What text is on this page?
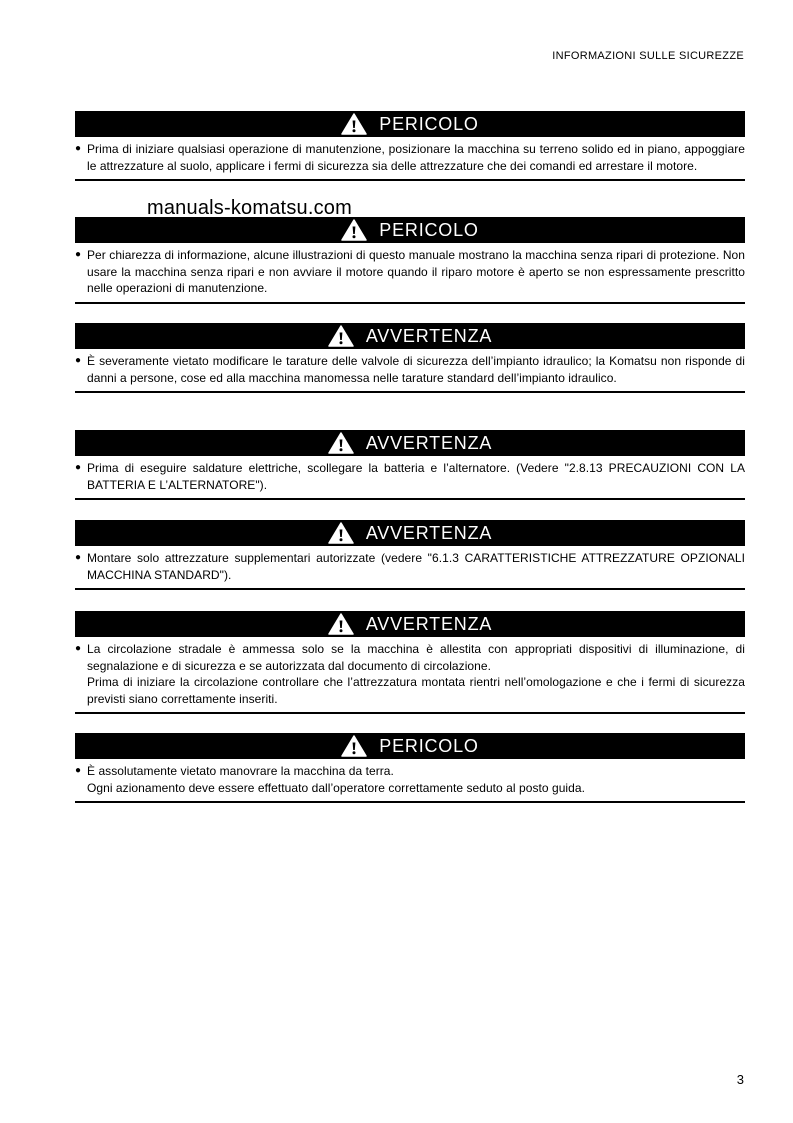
INFORMAZIONI SULLE SICUREZZE
manuals-komatsu.com
PERICOLO
● Prima di iniziare qualsiasi operazione di manutenzione, posizionare la macchina su terreno solido ed in piano, appoggiare le attrezzature al suolo, applicare i fermi di sicurezza sia delle attrezzature che dei comandi ed arrestare il motore.

PERICOLO
● Per chiarezza di informazione, alcune illustrazioni di questo manuale mostrano la macchina senza ripari di protezione. Non usare la macchina senza ripari e non avviare il motore quando il riparo motore è aperto se non espressamente prescritto nelle operazioni di manutenzione.

AVVERTENZA
● È severamente vietato modificare le tarature delle valvole di sicurezza dell’impianto idraulico; la Komatsu non risponde di danni a persone, cose ed alla macchina manomessa nelle tarature standard dell’impianto idraulico.

AVVERTENZA
● Prima di eseguire saldature elettriche, scollegare la batteria e l’alternatore. (Vedere "2.8.13 PRECAUZIONI CON LA BATTERIA E L’ALTERNATORE").

AVVERTENZA
● Montare solo attrezzature supplementari autorizzate (vedere "6.1.3 CARATTERISTICHE ATTREZZATURE OPZIONALI MACCHINA STANDARD").

AVVERTENZA
● La circolazione stradale è ammessa solo se la macchina è allestita con appropriati dispositivi di illuminazione, di segnalazione e di sicurezza e se autorizzata dal documento di circolazione.

Prima di iniziare la circolazione controllare che l’attrezzatura montata rientri nell’omologazione e che i fermi di sicurezza previsti siano correttamente inseriti.

PERICOLO
● È assolutamente vietato manovrare la macchina da terra.

Ogni azionamento deve essere effettuato dall’operatore correttamente seduto al posto guida.

3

* GIVEN PROBLEM
Give the count of lines in the listing that hold the word "vietato", with no other text.

* THE RESULT
2